→ To be done
Write out the entire listing below exactly as it appears, minus any pictures.

=====

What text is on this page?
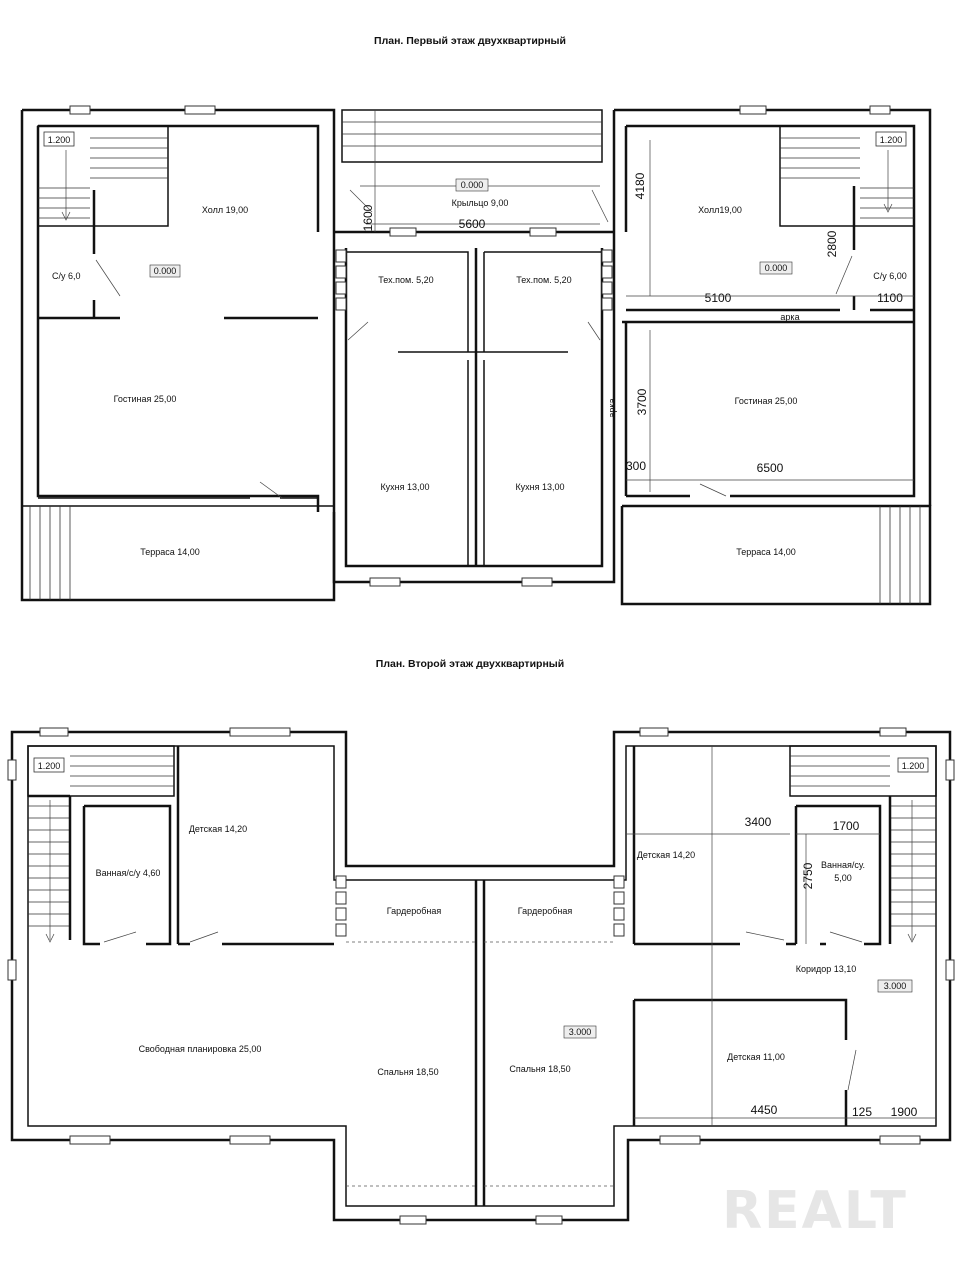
План. Первый этаж двухквартирный
1.200
Холл 19,00
0.000
С/у 6,0
Гостиная 25,00
Терраса 14,00
0.000
Крыльцо 9,00
5600
1600
Тех.пом. 5,20	Тех.пом. 5,20
Кухня 13,00	Кухня 13,00
1.200
Холл19,00
0.000
С/у 6,00
4180
2800
5100	1100
арка
арка 3700
300	6500
Гостиная 25,00
Терраса 14,00
План. Второй этаж двухквартирный
1.200
Ванная/с/у 4,60
Детская 14,20
Свободная планировка 25,00
Гардеробная	Гардеробная
Спальня 18,50	Спальня 18,50
3.000
1.200
Детская 14,20
3400	1700
2750 Ванная/су.
5,00
Коридор 13,10
3.000
Детская 11,00
4450	125 1900
REALT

=====

→ Exercise result
What text is on this page?
План. Первый этаж двухквартирный
1.200
Холл 19,00
0.000
С/у 6,0
Гостиная 25,00
Терраса 14,00
0.000
Крыльцо 9,00
5600
1600
Тех.пом. 5,20	Тех.пом. 5,20
Кухня 13,00	Кухня 13,00
1.200
Холл19,00
0.000
С/у 6,00
4180
2800
5100	1100
арка
арка 3700
300	6500
Гостиная 25,00
Терраса 14,00
План. Второй этаж двухквартирный
1.200
Ванная/с/у 4,60
Детская 14,20
Свободная планировка 25,00
Гардеробная	Гардеробная
Спальня 18,50	Спальня 18,50
3.000
1.200
Детская 14,20
3400	1700
2750 Ванная/су.
5,00
Коридор 13,10
3.000
Детская 11,00
4450	125 1900
REALT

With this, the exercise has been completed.